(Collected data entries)
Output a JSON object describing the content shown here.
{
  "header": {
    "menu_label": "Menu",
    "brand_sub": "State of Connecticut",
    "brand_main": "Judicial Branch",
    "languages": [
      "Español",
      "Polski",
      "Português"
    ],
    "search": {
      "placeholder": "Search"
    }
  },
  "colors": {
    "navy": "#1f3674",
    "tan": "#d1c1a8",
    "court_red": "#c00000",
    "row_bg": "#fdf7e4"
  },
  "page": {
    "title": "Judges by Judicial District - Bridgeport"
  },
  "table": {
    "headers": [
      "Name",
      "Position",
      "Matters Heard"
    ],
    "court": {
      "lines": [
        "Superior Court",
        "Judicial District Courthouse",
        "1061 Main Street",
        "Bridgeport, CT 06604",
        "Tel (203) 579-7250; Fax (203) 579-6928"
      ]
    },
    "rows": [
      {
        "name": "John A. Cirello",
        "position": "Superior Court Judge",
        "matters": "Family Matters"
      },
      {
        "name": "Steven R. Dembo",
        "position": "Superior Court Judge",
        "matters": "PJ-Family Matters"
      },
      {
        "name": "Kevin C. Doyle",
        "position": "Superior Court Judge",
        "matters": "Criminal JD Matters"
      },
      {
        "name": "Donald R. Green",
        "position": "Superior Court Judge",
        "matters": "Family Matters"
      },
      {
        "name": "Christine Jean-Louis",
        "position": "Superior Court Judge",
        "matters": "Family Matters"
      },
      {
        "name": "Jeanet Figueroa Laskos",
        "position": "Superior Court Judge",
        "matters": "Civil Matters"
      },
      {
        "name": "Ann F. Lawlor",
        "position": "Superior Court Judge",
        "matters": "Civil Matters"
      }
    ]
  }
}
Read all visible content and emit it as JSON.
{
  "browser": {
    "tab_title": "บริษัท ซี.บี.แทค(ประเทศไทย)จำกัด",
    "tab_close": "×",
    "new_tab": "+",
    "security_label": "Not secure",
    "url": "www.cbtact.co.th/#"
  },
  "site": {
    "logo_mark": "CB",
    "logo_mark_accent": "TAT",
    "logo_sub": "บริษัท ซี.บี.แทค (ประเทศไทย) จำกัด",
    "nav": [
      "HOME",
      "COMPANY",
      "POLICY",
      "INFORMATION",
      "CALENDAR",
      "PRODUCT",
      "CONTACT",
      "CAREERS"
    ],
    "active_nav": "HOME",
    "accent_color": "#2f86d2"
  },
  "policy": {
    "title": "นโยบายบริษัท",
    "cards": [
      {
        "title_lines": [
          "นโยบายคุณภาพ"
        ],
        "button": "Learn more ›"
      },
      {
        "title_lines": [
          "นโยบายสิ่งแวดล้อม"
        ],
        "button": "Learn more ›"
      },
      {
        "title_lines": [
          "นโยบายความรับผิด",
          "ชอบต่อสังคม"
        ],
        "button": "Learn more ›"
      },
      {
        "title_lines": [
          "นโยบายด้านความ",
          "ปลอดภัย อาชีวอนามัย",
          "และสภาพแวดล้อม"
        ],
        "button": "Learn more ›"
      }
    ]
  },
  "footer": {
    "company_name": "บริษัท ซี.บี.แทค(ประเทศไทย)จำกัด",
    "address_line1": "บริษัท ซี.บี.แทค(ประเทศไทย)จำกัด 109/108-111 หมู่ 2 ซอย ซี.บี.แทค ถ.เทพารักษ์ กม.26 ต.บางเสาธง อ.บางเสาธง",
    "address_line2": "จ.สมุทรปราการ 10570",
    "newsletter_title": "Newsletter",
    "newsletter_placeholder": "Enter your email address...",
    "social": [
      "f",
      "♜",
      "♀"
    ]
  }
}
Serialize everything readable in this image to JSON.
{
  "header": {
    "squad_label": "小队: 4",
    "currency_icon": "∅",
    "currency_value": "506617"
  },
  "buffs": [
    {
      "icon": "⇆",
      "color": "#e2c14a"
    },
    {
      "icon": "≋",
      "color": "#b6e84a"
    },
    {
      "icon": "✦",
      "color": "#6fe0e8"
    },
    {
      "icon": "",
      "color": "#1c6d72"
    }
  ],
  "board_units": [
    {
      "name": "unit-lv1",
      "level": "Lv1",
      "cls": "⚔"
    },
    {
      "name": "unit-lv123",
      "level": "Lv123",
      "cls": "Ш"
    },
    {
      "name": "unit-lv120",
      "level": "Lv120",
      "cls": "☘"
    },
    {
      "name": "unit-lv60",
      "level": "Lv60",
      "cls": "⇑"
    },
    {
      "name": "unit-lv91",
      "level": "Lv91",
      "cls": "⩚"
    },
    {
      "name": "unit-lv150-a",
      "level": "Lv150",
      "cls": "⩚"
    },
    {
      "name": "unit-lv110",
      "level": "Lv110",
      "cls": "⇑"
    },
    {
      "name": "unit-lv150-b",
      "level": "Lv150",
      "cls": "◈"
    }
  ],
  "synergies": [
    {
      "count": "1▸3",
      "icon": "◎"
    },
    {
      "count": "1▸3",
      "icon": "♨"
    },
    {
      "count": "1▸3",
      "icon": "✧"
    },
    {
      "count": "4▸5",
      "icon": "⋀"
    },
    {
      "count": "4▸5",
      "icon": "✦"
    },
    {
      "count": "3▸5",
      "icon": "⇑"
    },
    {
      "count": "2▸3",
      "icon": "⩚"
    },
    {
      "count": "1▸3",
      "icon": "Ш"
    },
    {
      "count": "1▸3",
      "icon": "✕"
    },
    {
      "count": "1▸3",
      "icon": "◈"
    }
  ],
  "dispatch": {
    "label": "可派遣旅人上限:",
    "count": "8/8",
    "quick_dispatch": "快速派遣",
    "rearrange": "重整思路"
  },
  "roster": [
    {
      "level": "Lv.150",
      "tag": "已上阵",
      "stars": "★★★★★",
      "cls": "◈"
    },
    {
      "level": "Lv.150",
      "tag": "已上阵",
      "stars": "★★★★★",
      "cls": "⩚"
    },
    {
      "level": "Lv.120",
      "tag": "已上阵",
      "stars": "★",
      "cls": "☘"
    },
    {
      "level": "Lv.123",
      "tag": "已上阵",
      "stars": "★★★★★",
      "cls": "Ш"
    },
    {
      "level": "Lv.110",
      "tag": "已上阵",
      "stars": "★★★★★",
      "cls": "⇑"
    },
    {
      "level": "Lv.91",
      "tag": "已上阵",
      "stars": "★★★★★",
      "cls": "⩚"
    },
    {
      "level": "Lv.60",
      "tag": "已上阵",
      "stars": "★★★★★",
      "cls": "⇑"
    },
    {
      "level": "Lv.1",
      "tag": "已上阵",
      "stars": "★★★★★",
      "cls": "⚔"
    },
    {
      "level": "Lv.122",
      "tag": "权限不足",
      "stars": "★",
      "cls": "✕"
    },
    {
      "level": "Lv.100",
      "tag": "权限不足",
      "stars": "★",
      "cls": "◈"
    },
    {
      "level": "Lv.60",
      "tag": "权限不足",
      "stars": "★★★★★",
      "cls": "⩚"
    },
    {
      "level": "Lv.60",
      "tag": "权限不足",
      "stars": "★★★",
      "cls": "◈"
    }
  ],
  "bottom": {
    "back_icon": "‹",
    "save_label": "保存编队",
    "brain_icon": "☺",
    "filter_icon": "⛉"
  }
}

AIM OF THE EXERCISE:
Set all of the entries down again, exactly as they were given.

TASK RESPONSE:
Output a JSON object describing the content shown here.
{
  "header": {
    "menu_label": "Menu",
    "brand_sub": "State of Connecticut",
    "brand_main": "Judicial Branch",
    "languages": [
      "Español",
      "Polski",
      "Português"
    ],
    "search": {
      "placeholder": "Search"
    }
  },
  "colors": {
    "navy": "#1f3674",
    "tan": "#d1c1a8",
    "court_red": "#c00000",
    "row_bg": "#fdf7e4"
  },
  "page": {
    "title": "Judges by Judicial District - Bridgeport"
  },
  "table": {
    "headers": [
      "Name",
      "Position",
      "Matters Heard"
    ],
    "court": {
      "lines": [
        "Superior Court",
        "Judicial District Courthouse",
        "1061 Main Street",
        "Bridgeport, CT 06604",
        "Tel (203) 579-7250; Fax (203) 579-6928"
      ]
    },
    "rows": [
      {
        "name": "John A. Cirello",
        "position": "Superior Court Judge",
        "matters": "Family Matters"
      },
      {
        "name": "Steven R. Dembo",
        "position": "Superior Court Judge",
        "matters": "PJ-Family Matters"
      },
      {
        "name": "Kevin C. Doyle",
        "position": "Superior Court Judge",
        "matters": "Criminal JD Matters"
      },
      {
        "name": "Donald R. Green",
        "position": "Superior Court Judge",
        "matters": "Family Matters"
      },
      {
        "name": "Christine Jean-Louis",
        "position": "Superior Court Judge",
        "matters": "Family Matters"
      },
      {
        "name": "Jeanet Figueroa Laskos",
        "position": "Superior Court Judge",
        "matters": "Civil Matters"
      },
      {
        "name": "Ann F. Lawlor",
        "position": "Superior Court Judge",
        "matters": "Civil Matters"
      }
    ]
  }
}
Read all visible content and emit it as JSON.
{
  "browser": {
    "tab_title": "บริษัท ซี.บี.แทค(ประเทศไทย)จำกัด",
    "tab_close": "×",
    "new_tab": "+",
    "security_label": "Not secure",
    "url": "www.cbtact.co.th/#"
  },
  "site": {
    "logo_mark": "CB",
    "logo_mark_accent": "TAT",
    "logo_sub": "บริษัท ซี.บี.แทค (ประเทศไทย) จำกัด",
    "nav": [
      "HOME",
      "COMPANY",
      "POLICY",
      "INFORMATION",
      "CALENDAR",
      "PRODUCT",
      "CONTACT",
      "CAREERS"
    ],
    "active_nav": "HOME",
    "accent_color": "#2f86d2"
  },
  "policy": {
    "title": "นโยบายบริษัท",
    "cards": [
      {
        "title_lines": [
          "นโยบายคุณภาพ"
        ],
        "button": "Learn more ›"
      },
      {
        "title_lines": [
          "นโยบายสิ่งแวดล้อม"
        ],
        "button": "Learn more ›"
      },
      {
        "title_lines": [
          "นโยบายความรับผิด",
          "ชอบต่อสังคม"
        ],
        "button": "Learn more ›"
      },
      {
        "title_lines": [
          "นโยบายด้านความ",
          "ปลอดภัย อาชีวอนามัย",
          "และสภาพแวดล้อม"
        ],
        "button": "Learn more ›"
      }
    ]
  },
  "footer": {
    "company_name": "บริษัท ซี.บี.แทค(ประเทศไทย)จำกัด",
    "address_line1": "บริษัท ซี.บี.แทค(ประเทศไทย)จำกัด 109/108-111 หมู่ 2 ซอย ซี.บี.แทค ถ.เทพารักษ์ กม.26 ต.บางเสาธง อ.บางเสาธง",
    "address_line2": "จ.สมุทรปราการ 10570",
    "newsletter_title": "Newsletter",
    "newsletter_placeholder": "Enter your email address...",
    "social": [
      "f",
      "♜",
      "♀"
    ]
  }
}
Serialize everything readable in this image to JSON.
{
  "header": {
    "squad_label": "小队: 4",
    "currency_icon": "∅",
    "currency_value": "506617"
  },
  "buffs": [
    {
      "icon": "⇆",
      "color": "#e2c14a"
    },
    {
      "icon": "≋",
      "color": "#b6e84a"
    },
    {
      "icon": "✦",
      "color": "#6fe0e8"
    },
    {
      "icon": "",
      "color": "#1c6d72"
    }
  ],
  "board_units": [
    {
      "name": "unit-lv1",
      "level": "Lv1",
      "cls": "⚔"
    },
    {
      "name": "unit-lv123",
      "level": "Lv123",
      "cls": "Ш"
    },
    {
      "name": "unit-lv120",
      "level": "Lv120",
      "cls": "☘"
    },
    {
      "name": "unit-lv60",
      "level": "Lv60",
      "cls": "⇑"
    },
    {
      "name": "unit-lv91",
      "level": "Lv91",
      "cls": "⩚"
    },
    {
      "name": "unit-lv150-a",
      "level": "Lv150",
      "cls": "⩚"
    },
    {
      "name": "unit-lv110",
      "level": "Lv110",
      "cls": "⇑"
    },
    {
      "name": "unit-lv150-b",
      "level": "Lv150",
      "cls": "◈"
    }
  ],
  "synergies": [
    {
      "count": "1▸3",
      "icon": "◎"
    },
    {
      "count": "1▸3",
      "icon": "♨"
    },
    {
      "count": "1▸3",
      "icon": "✧"
    },
    {
      "count": "4▸5",
      "icon": "⋀"
    },
    {
      "count": "4▸5",
      "icon": "✦"
    },
    {
      "count": "3▸5",
      "icon": "⇑"
    },
    {
      "count": "2▸3",
      "icon": "⩚"
    },
    {
      "count": "1▸3",
      "icon": "Ш"
    },
    {
      "count": "1▸3",
      "icon": "✕"
    },
    {
      "count": "1▸3",
      "icon": "◈"
    }
  ],
  "dispatch": {
    "label": "可派遣旅人上限:",
    "count": "8/8",
    "quick_dispatch": "快速派遣",
    "rearrange": "重整思路"
  },
  "roster": [
    {
      "level": "Lv.150",
      "tag": "已上阵",
      "stars": "★★★★★",
      "cls": "◈"
    },
    {
      "level": "Lv.150",
      "tag": "已上阵",
      "stars": "★★★★★",
      "cls": "⩚"
    },
    {
      "level": "Lv.120",
      "tag": "已上阵",
      "stars": "★",
      "cls": "☘"
    },
    {
      "level": "Lv.123",
      "tag": "已上阵",
      "stars": "★★★★★",
      "cls": "Ш"
    },
    {
      "level": "Lv.110",
      "tag": "已上阵",
      "stars": "★★★★★",
      "cls": "⇑"
    },
    {
      "level": "Lv.91",
      "tag": "已上阵",
      "stars": "★★★★★",
      "cls": "⩚"
    },
    {
      "level": "Lv.60",
      "tag": "已上阵",
      "stars": "★★★★★",
      "cls": "⇑"
    },
    {
      "level": "Lv.1",
      "tag": "已上阵",
      "stars": "★★★★★",
      "cls": "⚔"
    },
    {
      "level": "Lv.122",
      "tag": "权限不足",
      "stars": "★",
      "cls": "✕"
    },
    {
      "level": "Lv.100",
      "tag": "权限不足",
      "stars": "★",
      "cls": "◈"
    },
    {
      "level": "Lv.60",
      "tag": "权限不足",
      "stars": "★★★★★",
      "cls": "⩚"
    },
    {
      "level": "Lv.60",
      "tag": "权限不足",
      "stars": "★★★",
      "cls": "◈"
    }
  ],
  "bottom": {
    "back_icon": "‹",
    "save_label": "保存编队",
    "brain_icon": "☺",
    "filter_icon": "⛉"
  }
}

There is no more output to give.